| Exercise brief |
Work out the number of lines in the listing that include the string "Reid". Reply with that number alone.

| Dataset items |
===

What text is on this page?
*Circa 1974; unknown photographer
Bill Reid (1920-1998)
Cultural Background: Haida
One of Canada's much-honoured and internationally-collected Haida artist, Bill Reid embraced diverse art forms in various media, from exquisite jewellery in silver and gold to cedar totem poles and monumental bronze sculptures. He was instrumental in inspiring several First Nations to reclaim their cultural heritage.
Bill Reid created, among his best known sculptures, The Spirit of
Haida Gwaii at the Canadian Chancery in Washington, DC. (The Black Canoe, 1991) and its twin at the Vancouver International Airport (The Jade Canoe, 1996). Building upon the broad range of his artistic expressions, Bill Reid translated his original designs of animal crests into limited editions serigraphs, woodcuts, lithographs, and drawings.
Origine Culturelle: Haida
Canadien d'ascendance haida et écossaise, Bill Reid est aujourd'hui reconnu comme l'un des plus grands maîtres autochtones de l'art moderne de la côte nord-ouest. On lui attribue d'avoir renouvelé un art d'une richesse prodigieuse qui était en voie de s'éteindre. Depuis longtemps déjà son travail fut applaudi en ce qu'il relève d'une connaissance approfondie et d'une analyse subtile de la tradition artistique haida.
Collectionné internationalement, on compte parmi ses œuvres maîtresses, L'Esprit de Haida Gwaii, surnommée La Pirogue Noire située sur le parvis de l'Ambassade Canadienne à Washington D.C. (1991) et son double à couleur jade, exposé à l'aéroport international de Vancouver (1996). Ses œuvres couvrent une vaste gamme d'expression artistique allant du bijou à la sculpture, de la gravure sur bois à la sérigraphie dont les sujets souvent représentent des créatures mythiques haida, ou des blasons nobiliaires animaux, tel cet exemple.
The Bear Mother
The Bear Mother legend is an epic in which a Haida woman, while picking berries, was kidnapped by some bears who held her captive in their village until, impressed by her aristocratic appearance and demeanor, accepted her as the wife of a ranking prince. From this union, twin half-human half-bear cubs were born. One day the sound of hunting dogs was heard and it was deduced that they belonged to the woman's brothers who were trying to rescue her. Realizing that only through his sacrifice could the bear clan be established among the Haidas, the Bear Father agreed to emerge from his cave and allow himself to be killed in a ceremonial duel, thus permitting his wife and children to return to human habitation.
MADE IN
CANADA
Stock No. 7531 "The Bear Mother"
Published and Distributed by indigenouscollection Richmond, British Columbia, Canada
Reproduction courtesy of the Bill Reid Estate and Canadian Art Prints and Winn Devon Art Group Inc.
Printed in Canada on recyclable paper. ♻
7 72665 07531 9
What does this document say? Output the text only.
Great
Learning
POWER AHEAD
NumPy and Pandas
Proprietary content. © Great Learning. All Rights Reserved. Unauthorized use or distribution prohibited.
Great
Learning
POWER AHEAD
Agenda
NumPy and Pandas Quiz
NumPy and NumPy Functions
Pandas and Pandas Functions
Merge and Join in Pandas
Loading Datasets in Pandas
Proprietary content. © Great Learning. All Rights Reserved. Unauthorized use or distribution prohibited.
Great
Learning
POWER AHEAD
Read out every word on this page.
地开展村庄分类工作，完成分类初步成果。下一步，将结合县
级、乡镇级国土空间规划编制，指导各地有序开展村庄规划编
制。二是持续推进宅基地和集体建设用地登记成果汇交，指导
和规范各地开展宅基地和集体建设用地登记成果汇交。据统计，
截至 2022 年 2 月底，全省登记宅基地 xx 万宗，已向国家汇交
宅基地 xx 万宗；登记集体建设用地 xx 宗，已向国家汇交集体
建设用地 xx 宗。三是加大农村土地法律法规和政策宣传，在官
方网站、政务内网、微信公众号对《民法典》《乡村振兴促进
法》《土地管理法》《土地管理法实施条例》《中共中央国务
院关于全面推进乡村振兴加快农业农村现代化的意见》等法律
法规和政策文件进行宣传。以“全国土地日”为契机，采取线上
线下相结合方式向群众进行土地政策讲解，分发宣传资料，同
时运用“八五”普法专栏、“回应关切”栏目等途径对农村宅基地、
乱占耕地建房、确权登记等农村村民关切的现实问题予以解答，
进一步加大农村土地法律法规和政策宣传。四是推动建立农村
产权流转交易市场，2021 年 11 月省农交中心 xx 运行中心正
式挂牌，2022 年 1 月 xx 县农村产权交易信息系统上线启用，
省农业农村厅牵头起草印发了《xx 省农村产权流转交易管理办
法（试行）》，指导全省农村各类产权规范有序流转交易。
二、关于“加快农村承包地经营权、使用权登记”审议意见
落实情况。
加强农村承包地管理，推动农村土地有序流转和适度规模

===

| Exercise result |
6